*BRIEF*
Write the data out again in full, with no departure from the original.

*Figure content listings*
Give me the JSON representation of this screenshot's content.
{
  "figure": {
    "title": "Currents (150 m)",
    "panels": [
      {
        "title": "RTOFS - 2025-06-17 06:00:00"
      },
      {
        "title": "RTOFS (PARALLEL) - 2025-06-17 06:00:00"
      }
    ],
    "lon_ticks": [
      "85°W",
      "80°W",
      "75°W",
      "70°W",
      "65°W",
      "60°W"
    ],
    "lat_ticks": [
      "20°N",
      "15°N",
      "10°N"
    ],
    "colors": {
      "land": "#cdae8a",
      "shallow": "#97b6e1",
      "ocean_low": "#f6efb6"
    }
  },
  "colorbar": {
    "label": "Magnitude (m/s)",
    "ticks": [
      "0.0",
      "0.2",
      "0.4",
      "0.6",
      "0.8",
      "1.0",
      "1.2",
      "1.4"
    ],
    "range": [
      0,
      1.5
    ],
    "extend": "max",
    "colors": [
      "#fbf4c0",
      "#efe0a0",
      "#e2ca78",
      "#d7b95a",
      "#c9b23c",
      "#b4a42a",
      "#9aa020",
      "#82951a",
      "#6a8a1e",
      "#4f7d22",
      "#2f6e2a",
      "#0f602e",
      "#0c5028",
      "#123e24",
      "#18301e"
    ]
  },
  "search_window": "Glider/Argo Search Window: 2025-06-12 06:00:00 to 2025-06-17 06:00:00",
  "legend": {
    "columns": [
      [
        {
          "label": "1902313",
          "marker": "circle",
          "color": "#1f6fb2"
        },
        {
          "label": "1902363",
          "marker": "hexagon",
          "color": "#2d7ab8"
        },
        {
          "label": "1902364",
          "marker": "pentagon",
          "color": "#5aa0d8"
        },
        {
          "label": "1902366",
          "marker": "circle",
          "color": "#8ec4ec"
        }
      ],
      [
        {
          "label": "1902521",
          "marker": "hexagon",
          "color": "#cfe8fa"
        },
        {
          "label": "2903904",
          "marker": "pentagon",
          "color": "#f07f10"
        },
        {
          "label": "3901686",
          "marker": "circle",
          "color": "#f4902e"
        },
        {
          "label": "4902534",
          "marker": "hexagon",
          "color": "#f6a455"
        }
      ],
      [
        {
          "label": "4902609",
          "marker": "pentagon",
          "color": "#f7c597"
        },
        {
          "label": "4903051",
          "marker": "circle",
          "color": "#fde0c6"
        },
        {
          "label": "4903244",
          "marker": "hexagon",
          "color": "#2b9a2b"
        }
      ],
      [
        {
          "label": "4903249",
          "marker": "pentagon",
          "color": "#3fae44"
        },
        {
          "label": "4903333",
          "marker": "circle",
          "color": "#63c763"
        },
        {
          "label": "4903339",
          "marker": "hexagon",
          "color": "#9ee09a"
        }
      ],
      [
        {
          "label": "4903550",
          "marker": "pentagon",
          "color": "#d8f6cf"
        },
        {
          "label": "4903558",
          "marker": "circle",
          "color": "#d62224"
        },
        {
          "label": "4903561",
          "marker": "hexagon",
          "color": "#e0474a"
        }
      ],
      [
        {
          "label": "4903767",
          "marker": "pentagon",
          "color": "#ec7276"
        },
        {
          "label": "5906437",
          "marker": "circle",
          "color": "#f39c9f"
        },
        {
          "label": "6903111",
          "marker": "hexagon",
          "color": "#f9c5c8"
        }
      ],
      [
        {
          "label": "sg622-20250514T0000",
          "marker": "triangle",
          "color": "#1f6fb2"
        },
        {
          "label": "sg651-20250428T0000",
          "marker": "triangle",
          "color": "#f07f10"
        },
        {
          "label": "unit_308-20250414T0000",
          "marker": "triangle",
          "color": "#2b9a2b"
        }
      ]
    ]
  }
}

*ANSWER TO THE EXERCISE*
Give me the JSON representation of this screenshot's content.
{
  "figure": {
    "title": "Currents (150 m)",
    "panels": [
      {
        "title": "RTOFS - 2025-06-17 06:00:00"
      },
      {
        "title": "RTOFS (PARALLEL) - 2025-06-17 06:00:00"
      }
    ],
    "lon_ticks": [
      "85°W",
      "80°W",
      "75°W",
      "70°W",
      "65°W",
      "60°W"
    ],
    "lat_ticks": [
      "20°N",
      "15°N",
      "10°N"
    ],
    "colors": {
      "land": "#cdae8a",
      "shallow": "#97b6e1",
      "ocean_low": "#f6efb6"
    }
  },
  "colorbar": {
    "label": "Magnitude (m/s)",
    "ticks": [
      "0.0",
      "0.2",
      "0.4",
      "0.6",
      "0.8",
      "1.0",
      "1.2",
      "1.4"
    ],
    "range": [
      0,
      1.5
    ],
    "extend": "max",
    "colors": [
      "#fbf4c0",
      "#efe0a0",
      "#e2ca78",
      "#d7b95a",
      "#c9b23c",
      "#b4a42a",
      "#9aa020",
      "#82951a",
      "#6a8a1e",
      "#4f7d22",
      "#2f6e2a",
      "#0f602e",
      "#0c5028",
      "#123e24",
      "#18301e"
    ]
  },
  "search_window": "Glider/Argo Search Window: 2025-06-12 06:00:00 to 2025-06-17 06:00:00",
  "legend": {
    "columns": [
      [
        {
          "label": "1902313",
          "marker": "circle",
          "color": "#1f6fb2"
        },
        {
          "label": "1902363",
          "marker": "hexagon",
          "color": "#2d7ab8"
        },
        {
          "label": "1902364",
          "marker": "pentagon",
          "color": "#5aa0d8"
        },
        {
          "label": "1902366",
          "marker": "circle",
          "color": "#8ec4ec"
        }
      ],
      [
        {
          "label": "1902521",
          "marker": "hexagon",
          "color": "#cfe8fa"
        },
        {
          "label": "2903904",
          "marker": "pentagon",
          "color": "#f07f10"
        },
        {
          "label": "3901686",
          "marker": "circle",
          "color": "#f4902e"
        },
        {
          "label": "4902534",
          "marker": "hexagon",
          "color": "#f6a455"
        }
      ],
      [
        {
          "label": "4902609",
          "marker": "pentagon",
          "color": "#f7c597"
        },
        {
          "label": "4903051",
          "marker": "circle",
          "color": "#fde0c6"
        },
        {
          "label": "4903244",
          "marker": "hexagon",
          "color": "#2b9a2b"
        }
      ],
      [
        {
          "label": "4903249",
          "marker": "pentagon",
          "color": "#3fae44"
        },
        {
          "label": "4903333",
          "marker": "circle",
          "color": "#63c763"
        },
        {
          "label": "4903339",
          "marker": "hexagon",
          "color": "#9ee09a"
        }
      ],
      [
        {
          "label": "4903550",
          "marker": "pentagon",
          "color": "#d8f6cf"
        },
        {
          "label": "4903558",
          "marker": "circle",
          "color": "#d62224"
        },
        {
          "label": "4903561",
          "marker": "hexagon",
          "color": "#e0474a"
        }
      ],
      [
        {
          "label": "4903767",
          "marker": "pentagon",
          "color": "#ec7276"
        },
        {
          "label": "5906437",
          "marker": "circle",
          "color": "#f39c9f"
        },
        {
          "label": "6903111",
          "marker": "hexagon",
          "color": "#f9c5c8"
        }
      ],
      [
        {
          "label": "sg622-20250514T0000",
          "marker": "triangle",
          "color": "#1f6fb2"
        },
        {
          "label": "sg651-20250428T0000",
          "marker": "triangle",
          "color": "#f07f10"
        },
        {
          "label": "unit_308-20250414T0000",
          "marker": "triangle",
          "color": "#2b9a2b"
        }
      ]
    ]
  }
}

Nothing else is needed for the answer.